→ Requirement: Copy out all lines in the data below containing the string "materials".

→ Recorded information:
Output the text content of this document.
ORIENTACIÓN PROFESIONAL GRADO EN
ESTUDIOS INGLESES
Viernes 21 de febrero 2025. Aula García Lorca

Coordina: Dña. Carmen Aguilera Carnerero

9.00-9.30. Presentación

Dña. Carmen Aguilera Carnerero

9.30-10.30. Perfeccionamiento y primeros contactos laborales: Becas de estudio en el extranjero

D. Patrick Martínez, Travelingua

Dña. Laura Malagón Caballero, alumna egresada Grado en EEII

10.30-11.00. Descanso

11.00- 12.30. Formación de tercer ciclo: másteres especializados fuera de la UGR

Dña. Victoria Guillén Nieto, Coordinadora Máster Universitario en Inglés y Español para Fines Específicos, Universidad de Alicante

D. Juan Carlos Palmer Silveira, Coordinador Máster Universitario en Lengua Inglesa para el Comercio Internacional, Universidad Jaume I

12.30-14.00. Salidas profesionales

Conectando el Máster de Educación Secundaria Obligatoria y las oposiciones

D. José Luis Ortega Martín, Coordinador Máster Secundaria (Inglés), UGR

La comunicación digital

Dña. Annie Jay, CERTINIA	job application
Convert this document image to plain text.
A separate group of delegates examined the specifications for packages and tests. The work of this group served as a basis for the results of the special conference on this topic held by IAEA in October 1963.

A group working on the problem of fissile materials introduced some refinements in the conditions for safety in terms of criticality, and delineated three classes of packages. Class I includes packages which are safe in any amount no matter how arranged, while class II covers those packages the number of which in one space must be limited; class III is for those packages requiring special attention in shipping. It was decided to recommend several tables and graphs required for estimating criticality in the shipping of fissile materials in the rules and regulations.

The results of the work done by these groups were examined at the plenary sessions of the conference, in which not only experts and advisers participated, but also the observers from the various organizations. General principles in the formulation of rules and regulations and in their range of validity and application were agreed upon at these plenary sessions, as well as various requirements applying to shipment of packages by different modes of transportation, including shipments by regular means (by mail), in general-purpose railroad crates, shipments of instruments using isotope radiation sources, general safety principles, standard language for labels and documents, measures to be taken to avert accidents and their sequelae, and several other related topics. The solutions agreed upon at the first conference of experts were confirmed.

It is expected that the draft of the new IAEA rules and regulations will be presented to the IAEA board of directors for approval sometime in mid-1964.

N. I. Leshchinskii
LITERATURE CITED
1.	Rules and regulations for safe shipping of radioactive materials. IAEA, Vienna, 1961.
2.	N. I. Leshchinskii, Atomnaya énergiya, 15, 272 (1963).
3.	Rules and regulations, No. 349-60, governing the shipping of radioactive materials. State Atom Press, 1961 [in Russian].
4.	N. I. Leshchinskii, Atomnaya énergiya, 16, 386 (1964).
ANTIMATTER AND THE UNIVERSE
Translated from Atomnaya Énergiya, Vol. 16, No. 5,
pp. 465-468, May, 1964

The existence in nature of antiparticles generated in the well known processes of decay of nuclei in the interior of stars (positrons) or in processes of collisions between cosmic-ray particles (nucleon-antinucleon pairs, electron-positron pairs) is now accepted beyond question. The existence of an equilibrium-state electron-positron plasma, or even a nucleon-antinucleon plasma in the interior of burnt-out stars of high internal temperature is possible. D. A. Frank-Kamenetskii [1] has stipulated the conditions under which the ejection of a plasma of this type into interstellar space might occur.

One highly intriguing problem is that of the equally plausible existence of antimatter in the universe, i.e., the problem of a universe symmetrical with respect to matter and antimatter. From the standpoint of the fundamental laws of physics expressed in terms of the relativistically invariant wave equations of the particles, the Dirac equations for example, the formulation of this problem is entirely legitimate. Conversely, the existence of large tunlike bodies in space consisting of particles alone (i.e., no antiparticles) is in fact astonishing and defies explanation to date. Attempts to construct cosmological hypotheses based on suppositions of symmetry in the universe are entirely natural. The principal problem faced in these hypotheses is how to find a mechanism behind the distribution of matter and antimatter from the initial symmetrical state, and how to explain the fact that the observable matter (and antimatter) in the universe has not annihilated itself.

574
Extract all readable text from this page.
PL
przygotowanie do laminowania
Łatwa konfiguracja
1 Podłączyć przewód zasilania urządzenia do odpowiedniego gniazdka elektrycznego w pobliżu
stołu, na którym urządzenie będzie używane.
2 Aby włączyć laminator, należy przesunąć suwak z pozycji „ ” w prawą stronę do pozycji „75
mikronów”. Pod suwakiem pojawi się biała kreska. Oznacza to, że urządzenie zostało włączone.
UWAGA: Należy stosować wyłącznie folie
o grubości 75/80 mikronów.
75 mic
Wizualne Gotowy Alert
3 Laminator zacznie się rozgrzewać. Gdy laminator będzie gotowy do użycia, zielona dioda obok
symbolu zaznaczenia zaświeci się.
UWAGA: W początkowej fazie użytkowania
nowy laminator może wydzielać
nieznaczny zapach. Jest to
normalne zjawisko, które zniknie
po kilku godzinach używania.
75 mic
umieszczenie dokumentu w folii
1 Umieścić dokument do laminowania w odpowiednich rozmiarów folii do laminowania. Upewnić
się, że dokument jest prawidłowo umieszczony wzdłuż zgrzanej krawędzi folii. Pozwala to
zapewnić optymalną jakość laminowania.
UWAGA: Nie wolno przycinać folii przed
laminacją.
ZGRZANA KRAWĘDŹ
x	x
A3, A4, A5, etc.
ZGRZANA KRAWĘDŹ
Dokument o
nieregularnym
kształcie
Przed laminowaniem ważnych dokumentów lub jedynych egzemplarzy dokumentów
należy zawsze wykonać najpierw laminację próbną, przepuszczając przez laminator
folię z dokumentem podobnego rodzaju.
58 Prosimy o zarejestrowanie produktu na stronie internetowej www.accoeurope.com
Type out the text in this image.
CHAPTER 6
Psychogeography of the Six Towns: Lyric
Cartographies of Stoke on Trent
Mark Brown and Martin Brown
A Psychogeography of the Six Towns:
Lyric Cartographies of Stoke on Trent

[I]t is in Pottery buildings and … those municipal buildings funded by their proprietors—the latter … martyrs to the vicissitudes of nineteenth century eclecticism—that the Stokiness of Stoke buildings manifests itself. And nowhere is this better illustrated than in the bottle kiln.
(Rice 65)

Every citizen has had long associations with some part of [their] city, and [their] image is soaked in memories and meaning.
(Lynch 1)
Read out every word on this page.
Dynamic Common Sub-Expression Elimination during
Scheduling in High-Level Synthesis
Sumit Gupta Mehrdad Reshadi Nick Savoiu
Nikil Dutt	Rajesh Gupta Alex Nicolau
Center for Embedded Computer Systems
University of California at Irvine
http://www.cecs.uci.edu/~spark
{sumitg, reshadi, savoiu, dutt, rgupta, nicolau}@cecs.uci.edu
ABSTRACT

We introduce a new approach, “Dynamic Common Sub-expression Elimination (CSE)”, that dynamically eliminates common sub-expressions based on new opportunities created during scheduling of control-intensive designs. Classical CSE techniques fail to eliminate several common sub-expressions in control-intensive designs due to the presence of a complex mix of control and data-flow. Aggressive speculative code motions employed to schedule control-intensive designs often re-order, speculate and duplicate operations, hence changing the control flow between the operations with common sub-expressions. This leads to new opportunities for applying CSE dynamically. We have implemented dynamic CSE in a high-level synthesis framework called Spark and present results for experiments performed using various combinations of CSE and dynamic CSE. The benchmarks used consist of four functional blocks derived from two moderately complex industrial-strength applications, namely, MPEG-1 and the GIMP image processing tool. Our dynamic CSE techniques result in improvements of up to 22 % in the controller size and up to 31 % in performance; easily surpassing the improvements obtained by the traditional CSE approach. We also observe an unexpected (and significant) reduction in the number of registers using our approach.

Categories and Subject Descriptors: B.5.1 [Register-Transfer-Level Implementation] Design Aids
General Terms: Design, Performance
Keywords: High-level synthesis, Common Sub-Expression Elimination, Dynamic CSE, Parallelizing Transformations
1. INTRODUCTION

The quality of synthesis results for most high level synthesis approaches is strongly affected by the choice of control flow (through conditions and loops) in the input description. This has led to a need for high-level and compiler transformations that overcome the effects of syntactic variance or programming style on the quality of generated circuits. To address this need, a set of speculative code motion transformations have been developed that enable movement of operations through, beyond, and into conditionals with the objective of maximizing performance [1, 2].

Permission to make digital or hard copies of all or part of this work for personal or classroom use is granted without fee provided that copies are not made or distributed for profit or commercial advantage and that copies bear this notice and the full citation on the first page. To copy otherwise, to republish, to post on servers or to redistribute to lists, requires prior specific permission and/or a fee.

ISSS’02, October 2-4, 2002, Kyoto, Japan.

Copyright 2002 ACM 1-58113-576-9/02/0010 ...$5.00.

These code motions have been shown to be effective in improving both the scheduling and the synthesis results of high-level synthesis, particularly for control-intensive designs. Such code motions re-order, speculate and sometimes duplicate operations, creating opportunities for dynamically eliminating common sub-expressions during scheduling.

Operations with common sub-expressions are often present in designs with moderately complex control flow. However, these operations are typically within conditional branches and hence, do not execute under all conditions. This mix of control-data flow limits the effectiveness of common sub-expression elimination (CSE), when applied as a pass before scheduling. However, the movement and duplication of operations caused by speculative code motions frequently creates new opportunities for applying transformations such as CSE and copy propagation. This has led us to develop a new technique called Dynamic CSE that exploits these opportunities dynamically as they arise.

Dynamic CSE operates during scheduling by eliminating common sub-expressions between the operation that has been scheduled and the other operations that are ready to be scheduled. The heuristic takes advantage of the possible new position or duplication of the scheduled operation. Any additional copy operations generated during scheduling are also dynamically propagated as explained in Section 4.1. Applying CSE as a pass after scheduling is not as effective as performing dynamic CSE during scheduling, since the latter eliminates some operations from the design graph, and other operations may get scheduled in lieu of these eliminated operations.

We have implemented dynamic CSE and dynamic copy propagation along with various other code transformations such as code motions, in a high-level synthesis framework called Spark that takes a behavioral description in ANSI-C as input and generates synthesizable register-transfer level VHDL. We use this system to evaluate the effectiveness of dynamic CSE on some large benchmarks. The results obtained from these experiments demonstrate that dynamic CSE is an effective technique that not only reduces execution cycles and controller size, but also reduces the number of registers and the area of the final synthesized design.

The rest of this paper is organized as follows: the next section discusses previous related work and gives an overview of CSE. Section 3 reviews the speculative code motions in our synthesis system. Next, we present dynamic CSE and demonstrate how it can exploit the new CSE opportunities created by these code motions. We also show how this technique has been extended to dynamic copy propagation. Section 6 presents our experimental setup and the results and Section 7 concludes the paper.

→ In response:
A group working on the problem of fissile materials introduced some refinements in the conditions for safety in terms of criticality, and delineated three classes of packages. Class I includes packages which are safe in any amount no matter how arranged, while class II covers those packages the number of which in one space must be limited; class III is for those packages requiring special attention in shipping. It was decided to recommend several tables and graphs required for estimating criticality in the shipping of fissile materials in the rules and regulations.
1.	Rules and regulations for safe shipping of radioactive materials. IAEA, Vienna, 1961.
3.	Rules and regulations, No. 349-60, governing the shipping of radioactive materials. State Atom Press, 1961 [in Russian].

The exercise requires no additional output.